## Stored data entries
================

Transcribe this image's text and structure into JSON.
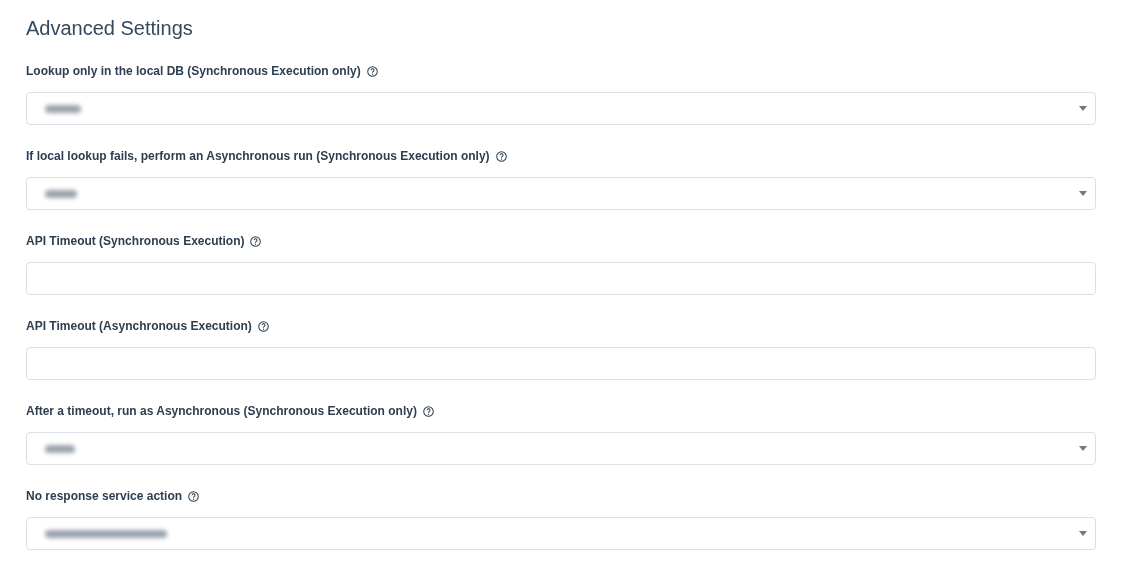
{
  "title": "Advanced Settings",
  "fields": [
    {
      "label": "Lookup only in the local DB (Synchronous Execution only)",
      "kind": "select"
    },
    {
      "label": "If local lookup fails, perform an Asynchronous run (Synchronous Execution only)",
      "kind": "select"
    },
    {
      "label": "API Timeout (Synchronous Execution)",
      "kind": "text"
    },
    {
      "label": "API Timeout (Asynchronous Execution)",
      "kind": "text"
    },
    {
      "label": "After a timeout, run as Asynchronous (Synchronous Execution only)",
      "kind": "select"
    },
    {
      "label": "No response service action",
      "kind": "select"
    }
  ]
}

================

## YOUR TASK
Reproduce every entry word for word, but omit the pictures.

## RESULT OF THIS EXERCISE
Transcribe this image's text and structure into JSON.
{
  "title": "Advanced Settings",
  "fields": [
    {
      "label": "Lookup only in the local DB (Synchronous Execution only)",
      "kind": "select"
    },
    {
      "label": "If local lookup fails, perform an Asynchronous run (Synchronous Execution only)",
      "kind": "select"
    },
    {
      "label": "API Timeout (Synchronous Execution)",
      "kind": "text"
    },
    {
      "label": "API Timeout (Asynchronous Execution)",
      "kind": "text"
    },
    {
      "label": "After a timeout, run as Asynchronous (Synchronous Execution only)",
      "kind": "select"
    },
    {
      "label": "No response service action",
      "kind": "select"
    }
  ]
}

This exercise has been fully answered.